TASK INPUT:
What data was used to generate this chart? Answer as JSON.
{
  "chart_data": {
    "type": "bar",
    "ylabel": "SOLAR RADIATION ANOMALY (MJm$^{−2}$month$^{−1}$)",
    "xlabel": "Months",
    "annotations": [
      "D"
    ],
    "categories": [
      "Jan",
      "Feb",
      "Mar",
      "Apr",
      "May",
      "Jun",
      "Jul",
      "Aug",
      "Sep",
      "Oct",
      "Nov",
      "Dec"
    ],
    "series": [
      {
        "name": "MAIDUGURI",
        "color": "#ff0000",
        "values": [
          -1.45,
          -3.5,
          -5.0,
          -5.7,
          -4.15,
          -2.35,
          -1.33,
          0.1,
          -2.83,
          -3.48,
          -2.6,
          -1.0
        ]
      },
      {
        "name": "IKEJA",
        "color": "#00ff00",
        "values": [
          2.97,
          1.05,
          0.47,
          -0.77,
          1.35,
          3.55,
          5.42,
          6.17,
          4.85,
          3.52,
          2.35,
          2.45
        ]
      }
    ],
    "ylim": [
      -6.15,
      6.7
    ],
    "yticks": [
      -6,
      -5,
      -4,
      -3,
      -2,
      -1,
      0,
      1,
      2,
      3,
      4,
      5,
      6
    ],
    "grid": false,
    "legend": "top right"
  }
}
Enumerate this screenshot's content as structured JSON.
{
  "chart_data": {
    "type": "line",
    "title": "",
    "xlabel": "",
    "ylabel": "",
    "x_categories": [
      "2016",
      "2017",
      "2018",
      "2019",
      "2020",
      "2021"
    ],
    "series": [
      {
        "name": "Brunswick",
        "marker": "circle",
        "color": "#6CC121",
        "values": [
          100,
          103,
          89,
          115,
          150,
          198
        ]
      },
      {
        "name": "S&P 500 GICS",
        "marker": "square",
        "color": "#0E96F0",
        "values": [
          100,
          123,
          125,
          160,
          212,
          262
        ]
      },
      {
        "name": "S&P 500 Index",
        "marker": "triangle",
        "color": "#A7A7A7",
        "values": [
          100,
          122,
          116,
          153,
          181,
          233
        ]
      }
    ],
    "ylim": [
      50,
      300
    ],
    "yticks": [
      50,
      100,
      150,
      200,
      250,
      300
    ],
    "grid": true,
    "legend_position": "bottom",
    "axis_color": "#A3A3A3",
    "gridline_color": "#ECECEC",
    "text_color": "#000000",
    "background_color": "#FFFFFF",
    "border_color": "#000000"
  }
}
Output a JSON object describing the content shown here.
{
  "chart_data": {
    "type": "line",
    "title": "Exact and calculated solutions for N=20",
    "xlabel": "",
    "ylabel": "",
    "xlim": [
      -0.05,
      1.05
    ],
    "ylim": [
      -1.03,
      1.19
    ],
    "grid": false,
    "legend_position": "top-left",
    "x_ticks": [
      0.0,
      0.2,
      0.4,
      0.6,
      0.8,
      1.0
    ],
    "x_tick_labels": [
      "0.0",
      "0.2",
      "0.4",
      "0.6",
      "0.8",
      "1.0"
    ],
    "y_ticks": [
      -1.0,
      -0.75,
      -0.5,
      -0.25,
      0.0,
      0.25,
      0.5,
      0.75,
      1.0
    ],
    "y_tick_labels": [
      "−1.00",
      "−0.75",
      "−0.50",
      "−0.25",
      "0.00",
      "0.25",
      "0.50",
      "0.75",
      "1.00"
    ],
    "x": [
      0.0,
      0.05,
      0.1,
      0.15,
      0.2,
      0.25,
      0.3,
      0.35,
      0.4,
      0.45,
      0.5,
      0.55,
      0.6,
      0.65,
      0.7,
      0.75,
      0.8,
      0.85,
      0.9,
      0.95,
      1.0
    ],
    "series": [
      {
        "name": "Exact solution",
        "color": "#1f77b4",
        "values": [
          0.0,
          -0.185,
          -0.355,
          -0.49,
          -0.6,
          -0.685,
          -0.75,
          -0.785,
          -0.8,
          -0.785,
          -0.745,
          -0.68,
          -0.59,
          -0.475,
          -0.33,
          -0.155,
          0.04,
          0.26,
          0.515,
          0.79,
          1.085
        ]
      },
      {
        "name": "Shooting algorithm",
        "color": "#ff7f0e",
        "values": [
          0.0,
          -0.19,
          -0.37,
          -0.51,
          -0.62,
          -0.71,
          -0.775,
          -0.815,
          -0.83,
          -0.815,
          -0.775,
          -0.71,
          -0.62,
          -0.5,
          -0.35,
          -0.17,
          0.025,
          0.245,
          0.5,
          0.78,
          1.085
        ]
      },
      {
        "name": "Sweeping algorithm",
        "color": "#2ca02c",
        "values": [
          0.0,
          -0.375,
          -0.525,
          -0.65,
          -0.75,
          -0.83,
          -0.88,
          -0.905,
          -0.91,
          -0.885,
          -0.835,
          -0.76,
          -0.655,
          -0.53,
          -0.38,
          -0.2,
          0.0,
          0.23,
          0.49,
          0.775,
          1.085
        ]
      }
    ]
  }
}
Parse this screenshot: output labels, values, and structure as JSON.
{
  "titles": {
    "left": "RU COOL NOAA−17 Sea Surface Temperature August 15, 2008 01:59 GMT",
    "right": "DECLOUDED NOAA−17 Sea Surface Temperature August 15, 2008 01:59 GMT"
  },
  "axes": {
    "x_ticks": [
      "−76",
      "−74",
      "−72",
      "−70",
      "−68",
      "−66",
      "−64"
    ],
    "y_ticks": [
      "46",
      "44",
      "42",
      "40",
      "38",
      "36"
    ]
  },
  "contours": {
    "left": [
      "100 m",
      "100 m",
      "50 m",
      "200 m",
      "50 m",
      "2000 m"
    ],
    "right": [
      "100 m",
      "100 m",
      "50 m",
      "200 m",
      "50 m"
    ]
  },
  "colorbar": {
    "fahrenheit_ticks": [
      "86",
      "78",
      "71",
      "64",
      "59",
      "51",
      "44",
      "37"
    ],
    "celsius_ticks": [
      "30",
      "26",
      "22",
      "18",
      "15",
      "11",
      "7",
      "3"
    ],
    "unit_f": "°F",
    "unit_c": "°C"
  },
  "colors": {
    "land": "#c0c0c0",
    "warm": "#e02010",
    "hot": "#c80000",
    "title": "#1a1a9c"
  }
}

TASK PROMPT: Starting from the line with "Parse this screenshot: output" and ending with the final line of the data, quote every line exactly, both ends included.

EXERCISE SOLUTION:
Parse this screenshot: output labels, values, and structure as JSON.
{
  "titles": {
    "left": "RU COOL NOAA−17 Sea Surface Temperature August 15, 2008 01:59 GMT",
    "right": "DECLOUDED NOAA−17 Sea Surface Temperature August 15, 2008 01:59 GMT"
  },
  "axes": {
    "x_ticks": [
      "−76",
      "−74",
      "−72",
      "−70",
      "−68",
      "−66",
      "−64"
    ],
    "y_ticks": [
      "46",
      "44",
      "42",
      "40",
      "38",
      "36"
    ]
  },
  "contours": {
    "left": [
      "100 m",
      "100 m",
      "50 m",
      "200 m",
      "50 m",
      "2000 m"
    ],
    "right": [
      "100 m",
      "100 m",
      "50 m",
      "200 m",
      "50 m"
    ]
  },
  "colorbar": {
    "fahrenheit_ticks": [
      "86",
      "78",
      "71",
      "64",
      "59",
      "51",
      "44",
      "37"
    ],
    "celsius_ticks": [
      "30",
      "26",
      "22",
      "18",
      "15",
      "11",
      "7",
      "3"
    ],
    "unit_f": "°F",
    "unit_c": "°C"
  },
  "colors": {
    "land": "#c0c0c0",
    "warm": "#e02010",
    "hot": "#c80000",
    "title": "#1a1a9c"
  }
}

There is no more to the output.